The exercise
Output the entries verbatim, including every line.

══ Data for processing

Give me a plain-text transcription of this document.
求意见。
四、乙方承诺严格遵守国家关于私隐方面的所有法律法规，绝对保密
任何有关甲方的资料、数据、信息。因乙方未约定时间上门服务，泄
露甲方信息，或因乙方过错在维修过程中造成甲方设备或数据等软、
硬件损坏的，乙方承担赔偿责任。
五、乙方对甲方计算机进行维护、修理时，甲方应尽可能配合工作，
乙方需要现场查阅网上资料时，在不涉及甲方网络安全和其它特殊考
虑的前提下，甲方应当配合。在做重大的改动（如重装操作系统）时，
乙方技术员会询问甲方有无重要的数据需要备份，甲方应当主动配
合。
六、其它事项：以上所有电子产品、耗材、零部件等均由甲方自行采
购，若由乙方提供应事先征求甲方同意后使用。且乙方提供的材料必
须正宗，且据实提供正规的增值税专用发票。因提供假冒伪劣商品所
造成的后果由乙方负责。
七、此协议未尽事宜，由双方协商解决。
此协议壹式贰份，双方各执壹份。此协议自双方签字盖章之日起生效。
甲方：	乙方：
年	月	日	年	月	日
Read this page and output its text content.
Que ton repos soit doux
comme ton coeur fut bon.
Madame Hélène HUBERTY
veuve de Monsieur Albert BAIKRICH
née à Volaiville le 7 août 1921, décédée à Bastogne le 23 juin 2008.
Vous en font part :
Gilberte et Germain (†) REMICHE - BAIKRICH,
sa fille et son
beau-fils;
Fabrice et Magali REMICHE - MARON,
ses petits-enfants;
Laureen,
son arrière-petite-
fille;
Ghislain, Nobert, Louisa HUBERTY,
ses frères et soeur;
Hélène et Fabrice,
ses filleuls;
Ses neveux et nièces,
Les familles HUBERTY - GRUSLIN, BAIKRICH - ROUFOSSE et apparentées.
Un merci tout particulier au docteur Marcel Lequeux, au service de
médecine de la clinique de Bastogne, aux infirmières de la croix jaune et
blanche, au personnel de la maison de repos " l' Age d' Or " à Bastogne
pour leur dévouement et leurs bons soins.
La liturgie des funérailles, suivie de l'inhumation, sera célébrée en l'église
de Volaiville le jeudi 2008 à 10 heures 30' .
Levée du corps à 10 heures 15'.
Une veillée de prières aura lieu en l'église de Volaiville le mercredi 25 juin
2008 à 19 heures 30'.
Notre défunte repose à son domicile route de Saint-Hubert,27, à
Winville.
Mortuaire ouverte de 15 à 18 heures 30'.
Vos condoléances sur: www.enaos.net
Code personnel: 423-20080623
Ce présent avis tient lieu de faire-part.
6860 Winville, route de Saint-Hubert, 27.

════

In response
Give me a plain-text transcription of this document.
求意见。
四、乙方承诺严格遵守国家关于私隐方面的所有法律法规，绝对保密
任何有关甲方的资料、数据、信息。因乙方未约定时间上门服务，泄
露甲方信息，或因乙方过错在维修过程中造成甲方设备或数据等软、
硬件损坏的，乙方承担赔偿责任。
五、乙方对甲方计算机进行维护、修理时，甲方应尽可能配合工作，
乙方需要现场查阅网上资料时，在不涉及甲方网络安全和其它特殊考
虑的前提下，甲方应当配合。在做重大的改动（如重装操作系统）时，
乙方技术员会询问甲方有无重要的数据需要备份，甲方应当主动配
合。
六、其它事项：以上所有电子产品、耗材、零部件等均由甲方自行采
购，若由乙方提供应事先征求甲方同意后使用。且乙方提供的材料必
须正宗，且据实提供正规的增值税专用发票。因提供假冒伪劣商品所
造成的后果由乙方负责。
七、此协议未尽事宜，由双方协商解决。
此协议壹式贰份，双方各执壹份。此协议自双方签字盖章之日起生效。
甲方：	乙方：
年	月	日	年	月	日
Read this page and output its text content.
Que ton repos soit doux
comme ton coeur fut bon.
Madame Hélène HUBERTY
veuve de Monsieur Albert BAIKRICH
née à Volaiville le 7 août 1921, décédée à Bastogne le 23 juin 2008.
Vous en font part :
Gilberte et Germain (†) REMICHE - BAIKRICH,
sa fille et son
beau-fils;
Fabrice et Magali REMICHE - MARON,
ses petits-enfants;
Laureen,
son arrière-petite-
fille;
Ghislain, Nobert, Louisa HUBERTY,
ses frères et soeur;
Hélène et Fabrice,
ses filleuls;
Ses neveux et nièces,
Les familles HUBERTY - GRUSLIN, BAIKRICH - ROUFOSSE et apparentées.
Un merci tout particulier au docteur Marcel Lequeux, au service de
médecine de la clinique de Bastogne, aux infirmières de la croix jaune et
blanche, au personnel de la maison de repos " l' Age d' Or " à Bastogne
pour leur dévouement et leurs bons soins.
La liturgie des funérailles, suivie de l'inhumation, sera célébrée en l'église
de Volaiville le jeudi 2008 à 10 heures 30' .
Levée du corps à 10 heures 15'.
Une veillée de prières aura lieu en l'église de Volaiville le mercredi 25 juin
2008 à 19 heures 30'.
Notre défunte repose à son domicile route de Saint-Hubert,27, à
Winville.
Mortuaire ouverte de 15 à 18 heures 30'.
Vos condoléances sur: www.enaos.net
Code personnel: 423-20080623
Ce présent avis tient lieu de faire-part.
6860 Winville, route de Saint-Hubert, 27.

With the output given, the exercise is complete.